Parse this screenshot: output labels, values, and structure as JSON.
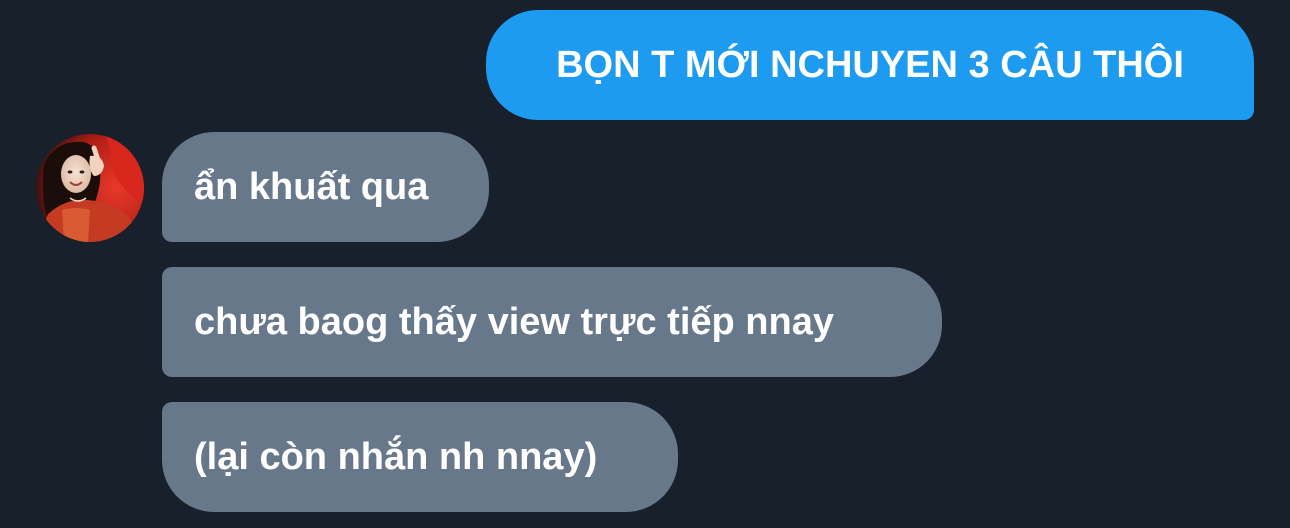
{
  "thread": {
    "outgoing": [
      {
        "text": "BỌN T MỚI NCHUYEN 3 CÂU THÔI"
      }
    ],
    "incoming": [
      {
        "text": "ẩn khuất qua"
      },
      {
        "text": "chưa baog thấy view trực tiếp nnay"
      },
      {
        "text": "(lại còn nhắn nh nnay)"
      }
    ],
    "contact": {
      "avatar_icon": "user-photo-avatar"
    }
  },
  "colors": {
    "background": "#17202b",
    "outgoing_bubble": "#1d9bf0",
    "incoming_bubble": "#66788a",
    "text": "#ffffff"
  }
}
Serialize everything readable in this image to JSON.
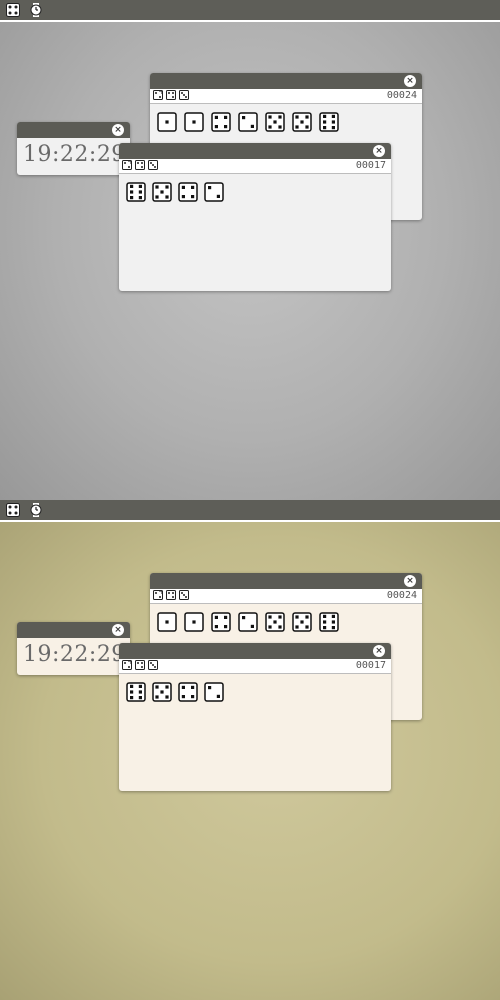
{
  "screens": [
    {
      "theme": "gray",
      "colors": {
        "desktop": "#a9a9a9",
        "window_body": "#f1f1f1",
        "clock_body": "#f1f1f1"
      },
      "topbar": {
        "icons": [
          "dice-app-icon",
          "clock-app-icon"
        ]
      },
      "clock_window": {
        "time": "19:22:29",
        "close_glyph": "×"
      },
      "dice_window_back": {
        "counter": "00024",
        "close_glyph": "×",
        "toolbar_icons": [
          "roll-all-icon",
          "add-die-icon",
          "remove-die-icon"
        ],
        "dice": [
          1,
          1,
          4,
          2,
          5,
          5,
          6
        ]
      },
      "dice_window_front": {
        "counter": "00017",
        "close_glyph": "×",
        "toolbar_icons": [
          "roll-all-icon",
          "add-die-icon",
          "remove-die-icon"
        ],
        "dice": [
          6,
          5,
          4,
          2
        ]
      }
    },
    {
      "theme": "tan",
      "colors": {
        "desktop": "#c3bc8d",
        "window_body": "#f8f1e6",
        "clock_body": "#f8f1e6"
      },
      "topbar": {
        "icons": [
          "dice-app-icon",
          "clock-app-icon"
        ]
      },
      "clock_window": {
        "time": "19:22:29",
        "close_glyph": "×"
      },
      "dice_window_back": {
        "counter": "00024",
        "close_glyph": "×",
        "toolbar_icons": [
          "roll-all-icon",
          "add-die-icon",
          "remove-die-icon"
        ],
        "dice": [
          1,
          1,
          4,
          2,
          5,
          5,
          6
        ]
      },
      "dice_window_front": {
        "counter": "00017",
        "close_glyph": "×",
        "toolbar_icons": [
          "roll-all-icon",
          "add-die-icon",
          "remove-die-icon"
        ],
        "dice": [
          6,
          5,
          4,
          2
        ]
      }
    }
  ]
}
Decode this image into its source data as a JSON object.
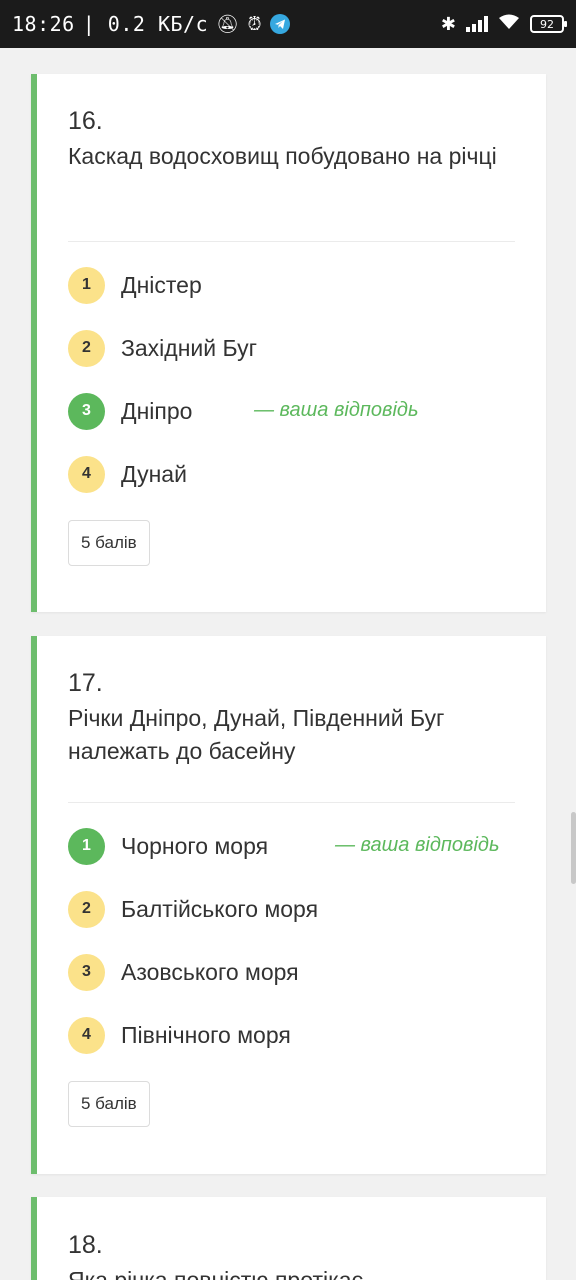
{
  "status_bar": {
    "time": "18:26",
    "speed": "| 0.2 КБ/с",
    "battery": "92"
  },
  "questions": [
    {
      "number": "16.",
      "text": "Каскад водосховищ побудовано на річці",
      "options": [
        {
          "index": "1",
          "label": "Дністер"
        },
        {
          "index": "2",
          "label": "Західний Буг"
        },
        {
          "index": "3",
          "label": "Дніпро"
        },
        {
          "index": "4",
          "label": "Дунай"
        }
      ],
      "your_answer_note": "— ваша відповідь",
      "points": "5 балів"
    },
    {
      "number": "17.",
      "text": "Річки Дніпро, Дунай, Південний Буг належать до басейну",
      "options": [
        {
          "index": "1",
          "label": "Чорного моря"
        },
        {
          "index": "2",
          "label": "Балтійського моря"
        },
        {
          "index": "3",
          "label": "Азовського моря"
        },
        {
          "index": "4",
          "label": "Північного моря"
        }
      ],
      "your_answer_note": "— ваша відповідь",
      "points": "5 балів"
    },
    {
      "number": "18.",
      "text": "Яка річка повністю протікає"
    }
  ],
  "colors": {
    "accent_green": "#5cb85c",
    "card_border": "#6dbd6d",
    "badge_yellow": "#fbe28a"
  }
}
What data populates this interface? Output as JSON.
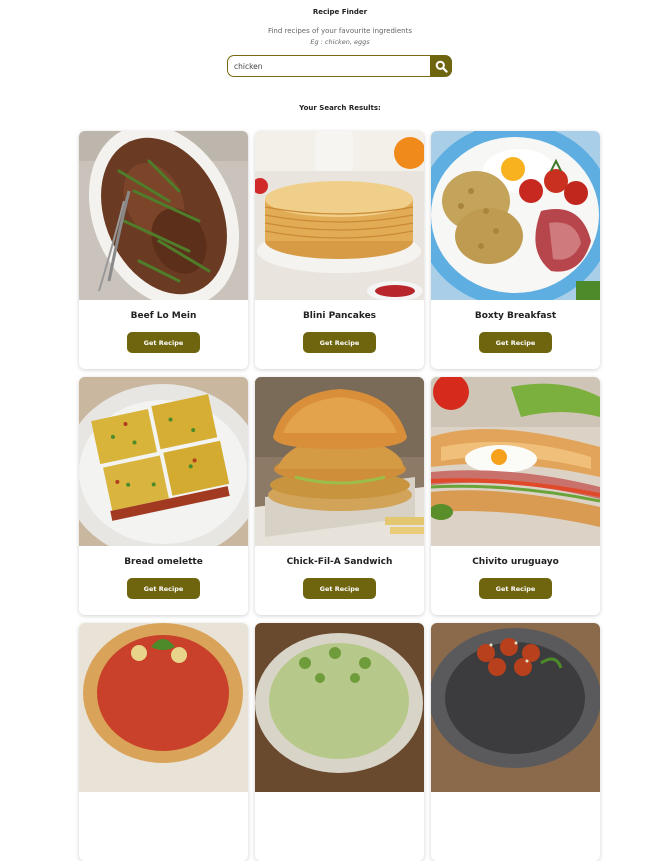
{
  "header": {
    "title": "Recipe Finder",
    "subtitle": "Find recipes of your favourite ingredients",
    "example": "Eg : chicken, eggs"
  },
  "search": {
    "value": "chicken",
    "button_icon": "search-icon"
  },
  "results": {
    "heading": "Your Search Results:",
    "button_label": "Get Recipe",
    "recipes": [
      {
        "name": "Beef Lo Mein"
      },
      {
        "name": "Blini Pancakes"
      },
      {
        "name": "Boxty Breakfast"
      },
      {
        "name": "Bread omelette"
      },
      {
        "name": "Chick-Fil-A Sandwich"
      },
      {
        "name": "Chivito uruguayo"
      },
      {
        "name": ""
      },
      {
        "name": ""
      },
      {
        "name": ""
      }
    ]
  },
  "colors": {
    "accent": "#6f650e",
    "card_shadow": "rgba(0,0,0,0.18)"
  }
}
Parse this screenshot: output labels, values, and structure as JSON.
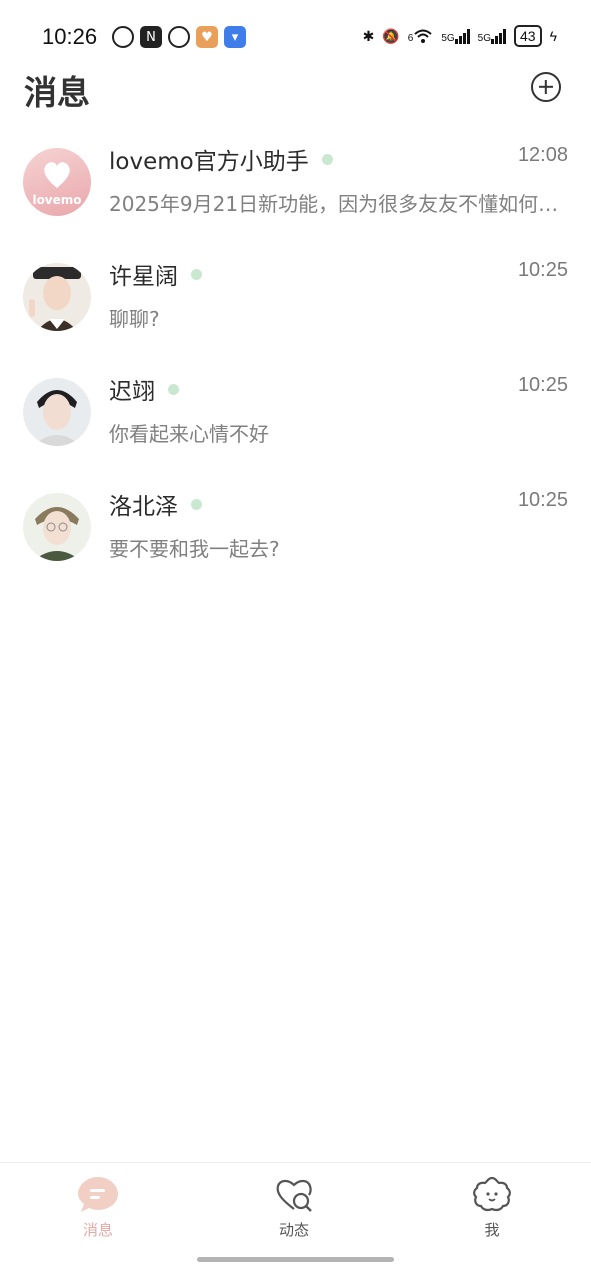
{
  "status_bar": {
    "time": "10:26",
    "network_1": "6",
    "network_2": "5G",
    "network_3": "5G",
    "battery": "43"
  },
  "header": {
    "title": "消息",
    "add_icon": "plus-circle-icon"
  },
  "conversations": [
    {
      "name": "lovemo官方小助手",
      "time": "12:08",
      "message": "2025年9月21日新功能，因为很多友友不懂如何使用……",
      "avatar_text": "lovemo"
    },
    {
      "name": "许星阔",
      "time": "10:25",
      "message": "聊聊?"
    },
    {
      "name": "迟翊",
      "time": "10:25",
      "message": "你看起来心情不好"
    },
    {
      "name": "洛北泽",
      "time": "10:25",
      "message": "要不要和我一起去?"
    }
  ],
  "tabbar": {
    "tabs": [
      {
        "label": "消息",
        "icon": "chat-bubble-icon",
        "active": true
      },
      {
        "label": "动态",
        "icon": "heart-search-icon",
        "active": false
      },
      {
        "label": "我",
        "icon": "smiley-cloud-icon",
        "active": false
      }
    ]
  },
  "colors": {
    "accent": "#e6a9a4",
    "online": "#c9e8cf",
    "text_primary": "#2b2b2b",
    "text_secondary": "#808080"
  }
}
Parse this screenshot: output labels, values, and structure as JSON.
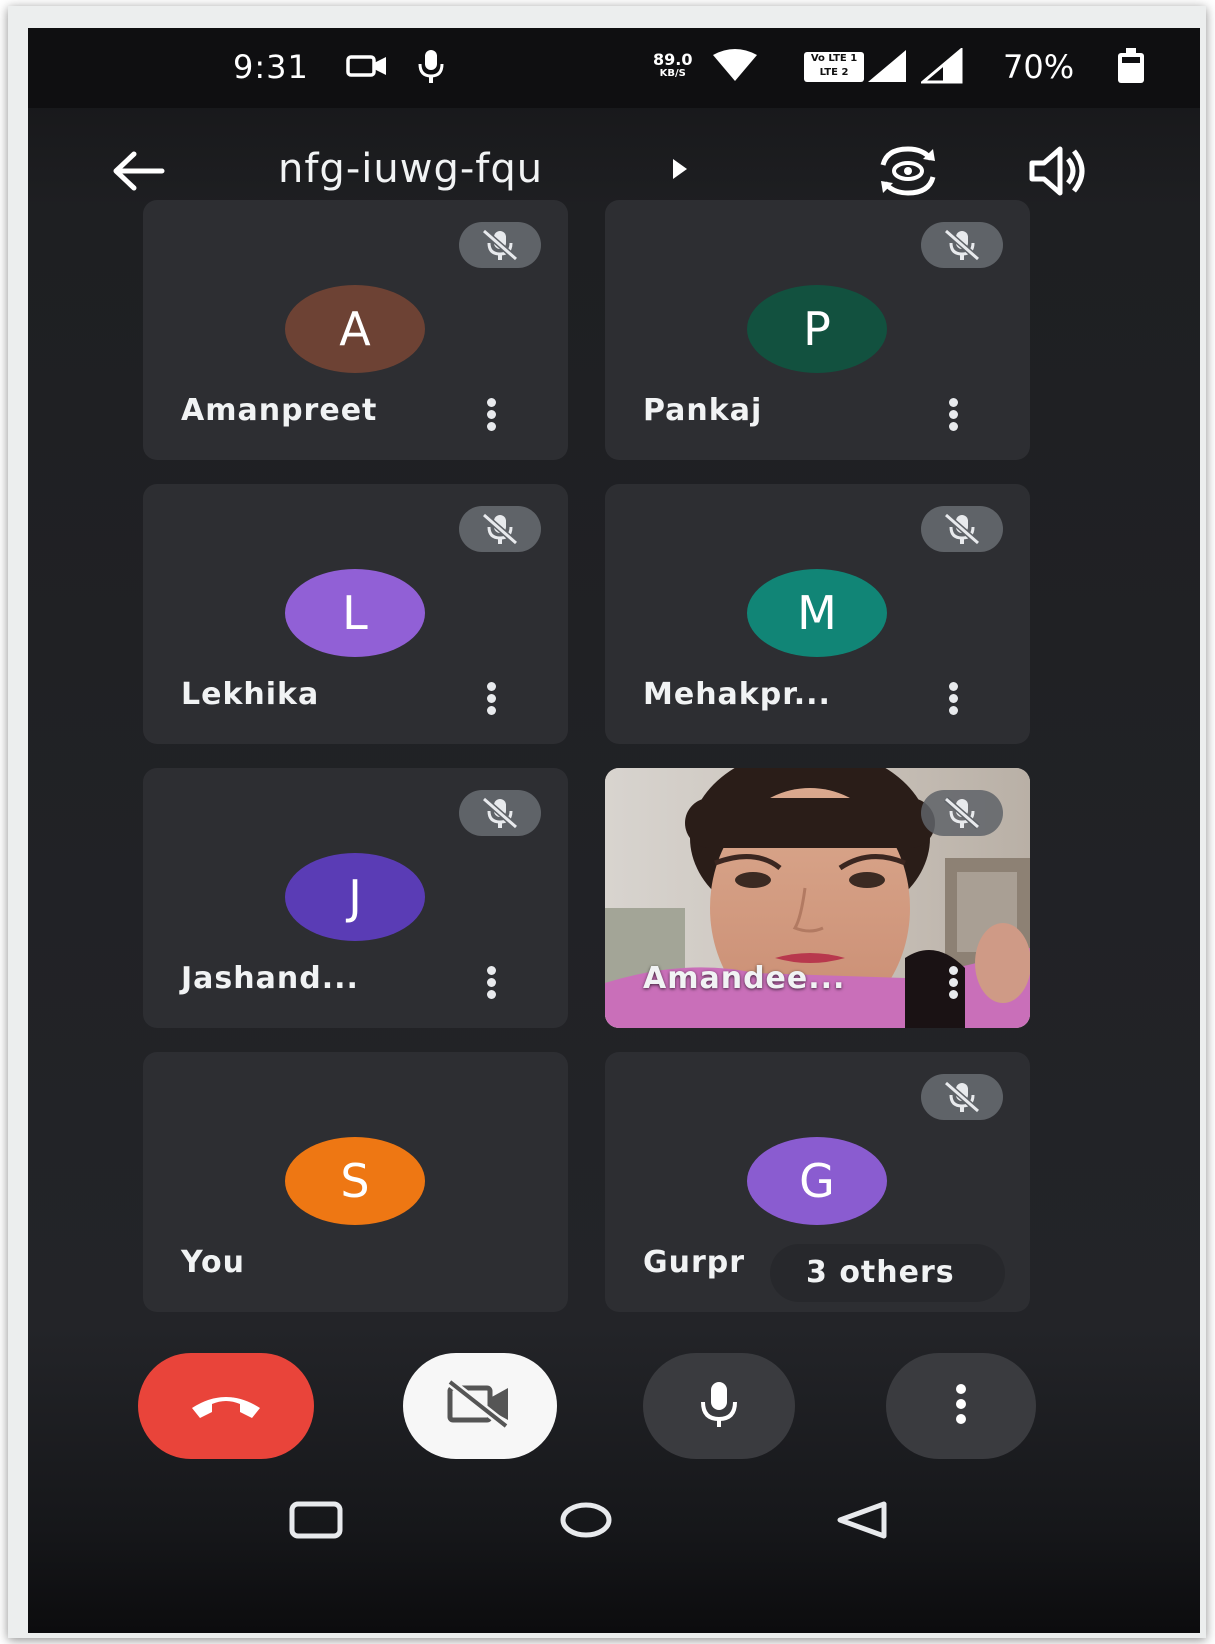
{
  "status_bar": {
    "time": "9:31",
    "net_speed_value": "89.0",
    "net_speed_unit": "KB/S",
    "volte_line1": "Vo LTE 1",
    "volte_line2": "LTE 2",
    "battery": "70%"
  },
  "meeting": {
    "code": "nfg-iuwg-fqu"
  },
  "participants": [
    {
      "initial": "A",
      "name": "Amanpreet",
      "color": "#6d4234",
      "muted": true
    },
    {
      "initial": "P",
      "name": "Pankaj",
      "color": "#12513f",
      "muted": true
    },
    {
      "initial": "L",
      "name": "Lekhika",
      "color": "#9160d6",
      "muted": true
    },
    {
      "initial": "M",
      "name": "Mehakpr...",
      "color": "#118576",
      "muted": true
    },
    {
      "initial": "J",
      "name": "Jashand...",
      "color": "#5a3cb5",
      "muted": true
    },
    {
      "initial": "",
      "name": "Amandee...",
      "color": "",
      "muted": true,
      "video": true
    },
    {
      "initial": "S",
      "name": "You",
      "color": "#ee7713",
      "muted": false
    },
    {
      "initial": "G",
      "name": "Gurpr",
      "color": "#8a5cd0",
      "muted": true
    }
  ],
  "others_chip": "3 others",
  "controls": {
    "end_call_icon": "phone-hangup-icon",
    "camera_icon": "video-off-icon",
    "mic_icon": "mic-icon",
    "more_icon": "more-vertical-icon"
  },
  "nav": [
    "recents-icon",
    "home-icon",
    "back-icon"
  ]
}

__What is required__
Gather each line that holds "initial".

__Finished task__
      "initial": "A",
      "initial": "P",
      "initial": "L",
      "initial": "M",
      "initial": "J",
      "initial": "",
      "initial": "S",
      "initial": "G",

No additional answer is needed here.